### [What is required]
Update the listing below by replacing every "value-cell" with "data-cell" and leaving everything else unchanged. Omit the pictures from your answer.

#####

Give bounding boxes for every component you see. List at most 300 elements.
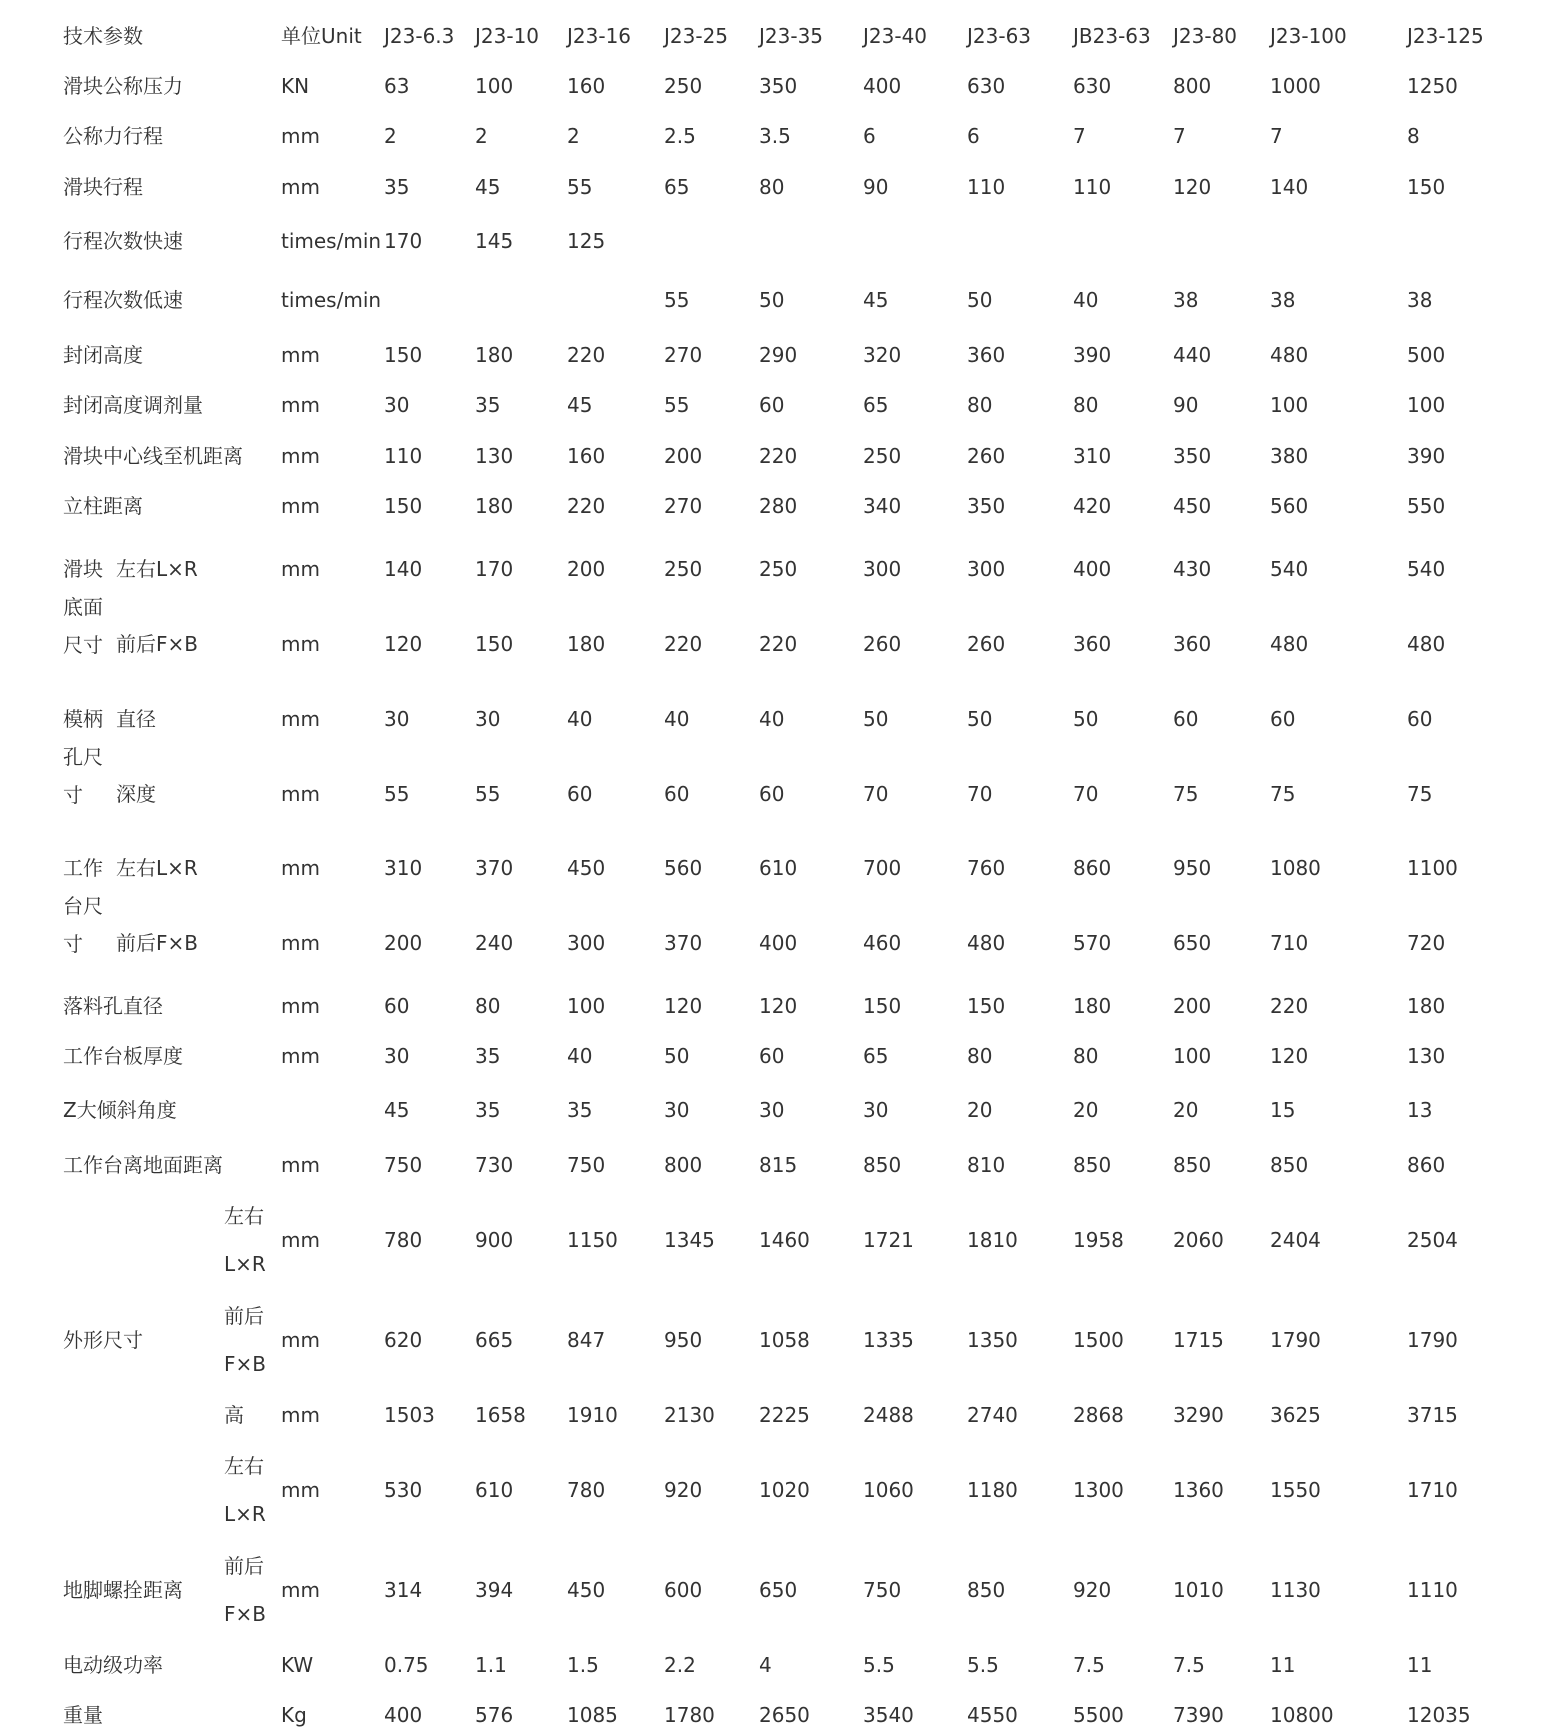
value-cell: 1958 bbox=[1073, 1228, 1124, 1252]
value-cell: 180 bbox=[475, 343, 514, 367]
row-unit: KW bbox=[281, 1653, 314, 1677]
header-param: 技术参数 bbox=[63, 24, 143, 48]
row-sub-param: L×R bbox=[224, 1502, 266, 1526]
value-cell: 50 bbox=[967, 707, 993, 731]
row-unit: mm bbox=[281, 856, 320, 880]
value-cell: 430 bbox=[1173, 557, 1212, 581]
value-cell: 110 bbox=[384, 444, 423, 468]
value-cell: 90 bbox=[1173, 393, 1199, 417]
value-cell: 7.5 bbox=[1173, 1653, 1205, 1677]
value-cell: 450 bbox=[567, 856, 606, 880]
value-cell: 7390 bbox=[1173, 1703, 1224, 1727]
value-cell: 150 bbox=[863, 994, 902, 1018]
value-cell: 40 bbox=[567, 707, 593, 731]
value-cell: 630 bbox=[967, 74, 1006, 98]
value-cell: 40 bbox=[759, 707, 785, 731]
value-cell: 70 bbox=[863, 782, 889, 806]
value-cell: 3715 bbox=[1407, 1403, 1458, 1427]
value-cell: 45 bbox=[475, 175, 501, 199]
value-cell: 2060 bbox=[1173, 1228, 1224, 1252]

#####

### [Expected answer]
Give bounding boxes for every component you see. List at most 300 elements.
data-cell: 1958 bbox=[1073, 1228, 1124, 1252]
data-cell: 180 bbox=[475, 343, 514, 367]
row-unit: KW bbox=[281, 1653, 314, 1677]
header-param: 技术参数 bbox=[63, 24, 143, 48]
row-sub-param: L×R bbox=[224, 1502, 266, 1526]
data-cell: 50 bbox=[967, 707, 993, 731]
row-unit: mm bbox=[281, 856, 320, 880]
data-cell: 430 bbox=[1173, 557, 1212, 581]
data-cell: 110 bbox=[384, 444, 423, 468]
data-cell: 90 bbox=[1173, 393, 1199, 417]
data-cell: 7.5 bbox=[1173, 1653, 1205, 1677]
data-cell: 450 bbox=[567, 856, 606, 880]
data-cell: 7390 bbox=[1173, 1703, 1224, 1727]
data-cell: 150 bbox=[863, 994, 902, 1018]
data-cell: 40 bbox=[567, 707, 593, 731]
data-cell: 630 bbox=[967, 74, 1006, 98]
data-cell: 40 bbox=[759, 707, 785, 731]
data-cell: 70 bbox=[863, 782, 889, 806]
data-cell: 3715 bbox=[1407, 1403, 1458, 1427]
data-cell: 45 bbox=[475, 175, 501, 199]
data-cell: 2060 bbox=[1173, 1228, 1224, 1252]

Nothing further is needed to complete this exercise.